## Brief:
Copy out all of the material exactly.

## Stored rows:
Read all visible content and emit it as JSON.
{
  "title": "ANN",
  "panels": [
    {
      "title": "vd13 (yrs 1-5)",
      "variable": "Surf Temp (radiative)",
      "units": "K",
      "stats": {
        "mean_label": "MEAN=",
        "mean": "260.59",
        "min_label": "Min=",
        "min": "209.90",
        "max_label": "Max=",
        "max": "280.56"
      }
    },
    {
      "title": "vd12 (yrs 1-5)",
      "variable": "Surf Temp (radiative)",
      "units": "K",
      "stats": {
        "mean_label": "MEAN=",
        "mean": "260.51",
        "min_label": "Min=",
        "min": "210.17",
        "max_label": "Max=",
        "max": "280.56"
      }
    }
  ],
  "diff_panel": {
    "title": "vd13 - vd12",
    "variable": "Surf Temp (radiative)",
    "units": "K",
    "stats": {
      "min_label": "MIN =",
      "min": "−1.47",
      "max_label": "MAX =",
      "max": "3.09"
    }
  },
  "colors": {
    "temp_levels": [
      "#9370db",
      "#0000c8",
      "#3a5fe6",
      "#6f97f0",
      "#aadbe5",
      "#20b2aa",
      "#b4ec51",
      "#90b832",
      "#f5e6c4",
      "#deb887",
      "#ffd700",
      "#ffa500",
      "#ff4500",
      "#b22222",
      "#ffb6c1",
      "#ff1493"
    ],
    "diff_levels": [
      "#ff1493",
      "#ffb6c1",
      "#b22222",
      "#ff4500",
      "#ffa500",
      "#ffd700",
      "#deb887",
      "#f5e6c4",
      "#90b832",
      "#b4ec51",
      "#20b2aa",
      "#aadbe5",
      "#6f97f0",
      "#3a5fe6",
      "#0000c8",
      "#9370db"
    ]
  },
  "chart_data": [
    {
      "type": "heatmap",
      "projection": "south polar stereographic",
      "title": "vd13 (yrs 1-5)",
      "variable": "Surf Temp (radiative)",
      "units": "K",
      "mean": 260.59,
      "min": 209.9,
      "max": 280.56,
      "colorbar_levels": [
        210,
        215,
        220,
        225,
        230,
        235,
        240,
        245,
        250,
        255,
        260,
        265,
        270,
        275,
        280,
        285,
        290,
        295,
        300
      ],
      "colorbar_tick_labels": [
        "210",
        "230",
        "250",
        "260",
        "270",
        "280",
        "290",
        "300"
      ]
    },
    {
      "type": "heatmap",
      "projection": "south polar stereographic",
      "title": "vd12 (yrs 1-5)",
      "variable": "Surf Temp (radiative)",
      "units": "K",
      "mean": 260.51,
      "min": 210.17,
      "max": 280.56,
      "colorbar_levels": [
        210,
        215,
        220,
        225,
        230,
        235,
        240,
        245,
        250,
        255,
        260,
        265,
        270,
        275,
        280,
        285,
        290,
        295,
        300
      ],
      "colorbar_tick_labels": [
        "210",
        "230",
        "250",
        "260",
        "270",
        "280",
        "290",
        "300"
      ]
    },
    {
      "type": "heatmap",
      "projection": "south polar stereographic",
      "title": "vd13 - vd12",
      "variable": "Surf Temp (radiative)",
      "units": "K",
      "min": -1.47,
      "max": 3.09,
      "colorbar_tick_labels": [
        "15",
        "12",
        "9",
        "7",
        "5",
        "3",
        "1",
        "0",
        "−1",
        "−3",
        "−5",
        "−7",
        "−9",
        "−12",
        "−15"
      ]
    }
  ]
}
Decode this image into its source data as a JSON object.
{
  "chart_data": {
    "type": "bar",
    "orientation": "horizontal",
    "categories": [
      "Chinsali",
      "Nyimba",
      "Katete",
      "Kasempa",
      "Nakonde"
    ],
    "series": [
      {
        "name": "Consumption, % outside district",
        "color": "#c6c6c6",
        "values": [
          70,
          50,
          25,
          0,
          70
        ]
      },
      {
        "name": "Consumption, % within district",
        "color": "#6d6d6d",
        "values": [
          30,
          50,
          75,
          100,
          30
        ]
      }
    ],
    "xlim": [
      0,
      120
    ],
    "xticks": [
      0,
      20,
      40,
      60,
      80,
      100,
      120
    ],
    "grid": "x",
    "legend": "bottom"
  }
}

## Written answer:
Read all visible content and emit it as JSON.
{
  "title": "ANN",
  "panels": [
    {
      "title": "vd13 (yrs 1-5)",
      "variable": "Surf Temp (radiative)",
      "units": "K",
      "stats": {
        "mean_label": "MEAN=",
        "mean": "260.59",
        "min_label": "Min=",
        "min": "209.90",
        "max_label": "Max=",
        "max": "280.56"
      }
    },
    {
      "title": "vd12 (yrs 1-5)",
      "variable": "Surf Temp (radiative)",
      "units": "K",
      "stats": {
        "mean_label": "MEAN=",
        "mean": "260.51",
        "min_label": "Min=",
        "min": "210.17",
        "max_label": "Max=",
        "max": "280.56"
      }
    }
  ],
  "diff_panel": {
    "title": "vd13 - vd12",
    "variable": "Surf Temp (radiative)",
    "units": "K",
    "stats": {
      "min_label": "MIN =",
      "min": "−1.47",
      "max_label": "MAX =",
      "max": "3.09"
    }
  },
  "colors": {
    "temp_levels": [
      "#9370db",
      "#0000c8",
      "#3a5fe6",
      "#6f97f0",
      "#aadbe5",
      "#20b2aa",
      "#b4ec51",
      "#90b832",
      "#f5e6c4",
      "#deb887",
      "#ffd700",
      "#ffa500",
      "#ff4500",
      "#b22222",
      "#ffb6c1",
      "#ff1493"
    ],
    "diff_levels": [
      "#ff1493",
      "#ffb6c1",
      "#b22222",
      "#ff4500",
      "#ffa500",
      "#ffd700",
      "#deb887",
      "#f5e6c4",
      "#90b832",
      "#b4ec51",
      "#20b2aa",
      "#aadbe5",
      "#6f97f0",
      "#3a5fe6",
      "#0000c8",
      "#9370db"
    ]
  },
  "chart_data": [
    {
      "type": "heatmap",
      "projection": "south polar stereographic",
      "title": "vd13 (yrs 1-5)",
      "variable": "Surf Temp (radiative)",
      "units": "K",
      "mean": 260.59,
      "min": 209.9,
      "max": 280.56,
      "colorbar_levels": [
        210,
        215,
        220,
        225,
        230,
        235,
        240,
        245,
        250,
        255,
        260,
        265,
        270,
        275,
        280,
        285,
        290,
        295,
        300
      ],
      "colorbar_tick_labels": [
        "210",
        "230",
        "250",
        "260",
        "270",
        "280",
        "290",
        "300"
      ]
    },
    {
      "type": "heatmap",
      "projection": "south polar stereographic",
      "title": "vd12 (yrs 1-5)",
      "variable": "Surf Temp (radiative)",
      "units": "K",
      "mean": 260.51,
      "min": 210.17,
      "max": 280.56,
      "colorbar_levels": [
        210,
        215,
        220,
        225,
        230,
        235,
        240,
        245,
        250,
        255,
        260,
        265,
        270,
        275,
        280,
        285,
        290,
        295,
        300
      ],
      "colorbar_tick_labels": [
        "210",
        "230",
        "250",
        "260",
        "270",
        "280",
        "290",
        "300"
      ]
    },
    {
      "type": "heatmap",
      "projection": "south polar stereographic",
      "title": "vd13 - vd12",
      "variable": "Surf Temp (radiative)",
      "units": "K",
      "min": -1.47,
      "max": 3.09,
      "colorbar_tick_labels": [
        "15",
        "12",
        "9",
        "7",
        "5",
        "3",
        "1",
        "0",
        "−1",
        "−3",
        "−5",
        "−7",
        "−9",
        "−12",
        "−15"
      ]
    }
  ]
}
Decode this image into its source data as a JSON object.
{
  "chart_data": {
    "type": "bar",
    "orientation": "horizontal",
    "categories": [
      "Chinsali",
      "Nyimba",
      "Katete",
      "Kasempa",
      "Nakonde"
    ],
    "series": [
      {
        "name": "Consumption, % outside district",
        "color": "#c6c6c6",
        "values": [
          70,
          50,
          25,
          0,
          70
        ]
      },
      {
        "name": "Consumption, % within district",
        "color": "#6d6d6d",
        "values": [
          30,
          50,
          75,
          100,
          30
        ]
      }
    ],
    "xlim": [
      0,
      120
    ],
    "xticks": [
      0,
      20,
      40,
      60,
      80,
      100,
      120
    ],
    "grid": "x",
    "legend": "bottom"
  }
}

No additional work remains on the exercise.